▸ **Exercise objective**
In your copy, reproduce the entries exactly as they are, minus the images.

▸ **Source material**

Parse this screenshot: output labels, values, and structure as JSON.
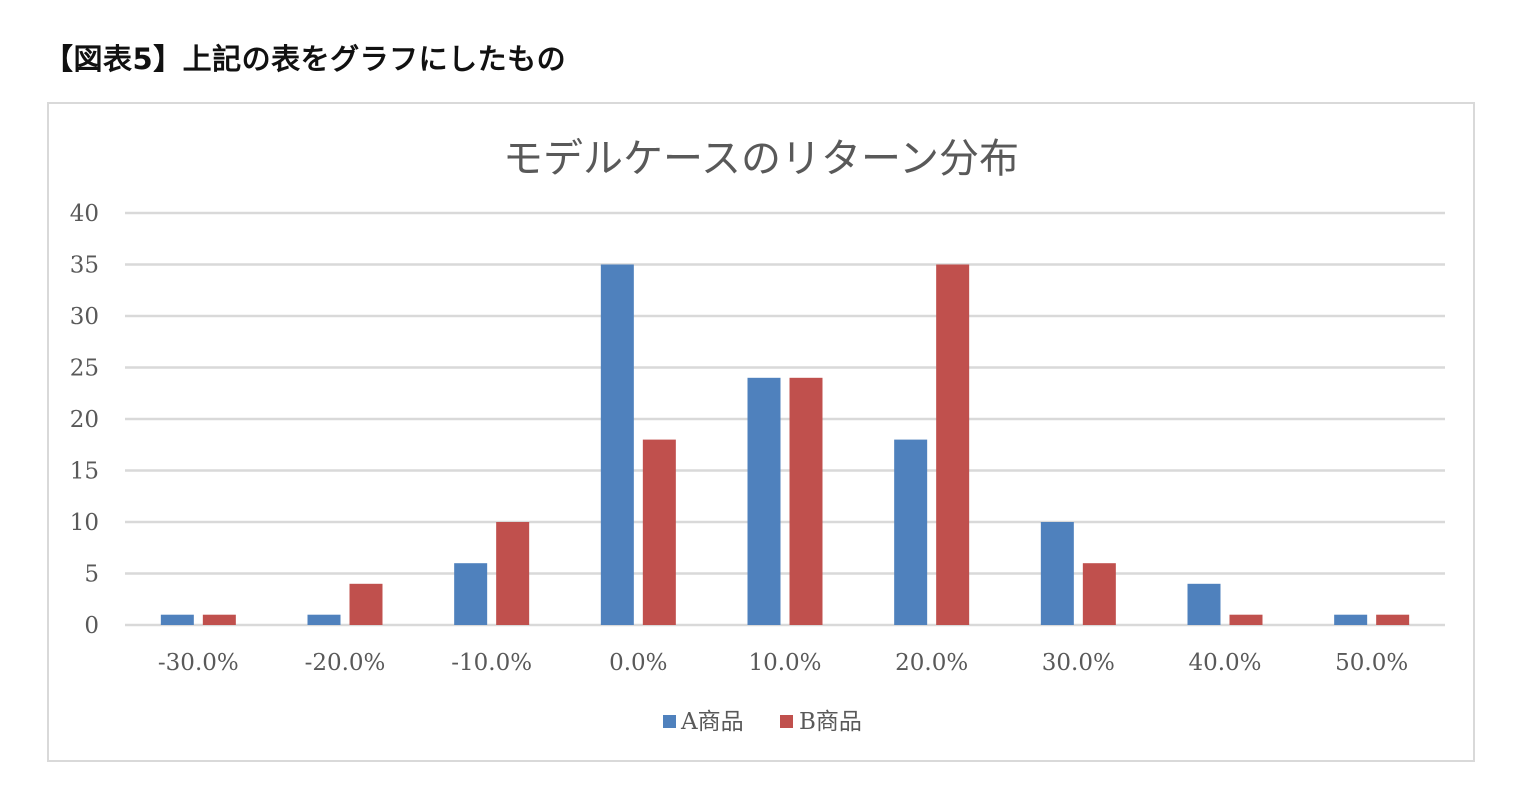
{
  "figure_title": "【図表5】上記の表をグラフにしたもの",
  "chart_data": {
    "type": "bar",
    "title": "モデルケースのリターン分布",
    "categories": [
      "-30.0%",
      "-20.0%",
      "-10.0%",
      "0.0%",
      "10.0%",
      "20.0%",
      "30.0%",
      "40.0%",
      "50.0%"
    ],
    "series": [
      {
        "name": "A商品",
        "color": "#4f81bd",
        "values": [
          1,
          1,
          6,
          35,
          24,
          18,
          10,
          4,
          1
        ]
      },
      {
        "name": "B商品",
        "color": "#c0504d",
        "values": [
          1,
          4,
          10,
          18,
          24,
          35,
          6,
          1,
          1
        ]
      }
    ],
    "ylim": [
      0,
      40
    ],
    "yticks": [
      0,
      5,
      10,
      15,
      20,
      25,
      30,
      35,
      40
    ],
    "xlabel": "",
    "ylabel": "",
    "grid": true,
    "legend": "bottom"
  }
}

▸ **Finished task**
Parse this screenshot: output labels, values, and structure as JSON.
{
  "figure_title": "【図表5】上記の表をグラフにしたもの",
  "chart_data": {
    "type": "bar",
    "title": "モデルケースのリターン分布",
    "categories": [
      "-30.0%",
      "-20.0%",
      "-10.0%",
      "0.0%",
      "10.0%",
      "20.0%",
      "30.0%",
      "40.0%",
      "50.0%"
    ],
    "series": [
      {
        "name": "A商品",
        "color": "#4f81bd",
        "values": [
          1,
          1,
          6,
          35,
          24,
          18,
          10,
          4,
          1
        ]
      },
      {
        "name": "B商品",
        "color": "#c0504d",
        "values": [
          1,
          4,
          10,
          18,
          24,
          35,
          6,
          1,
          1
        ]
      }
    ],
    "ylim": [
      0,
      40
    ],
    "yticks": [
      0,
      5,
      10,
      15,
      20,
      25,
      30,
      35,
      40
    ],
    "xlabel": "",
    "ylabel": "",
    "grid": true,
    "legend": "bottom"
  }
}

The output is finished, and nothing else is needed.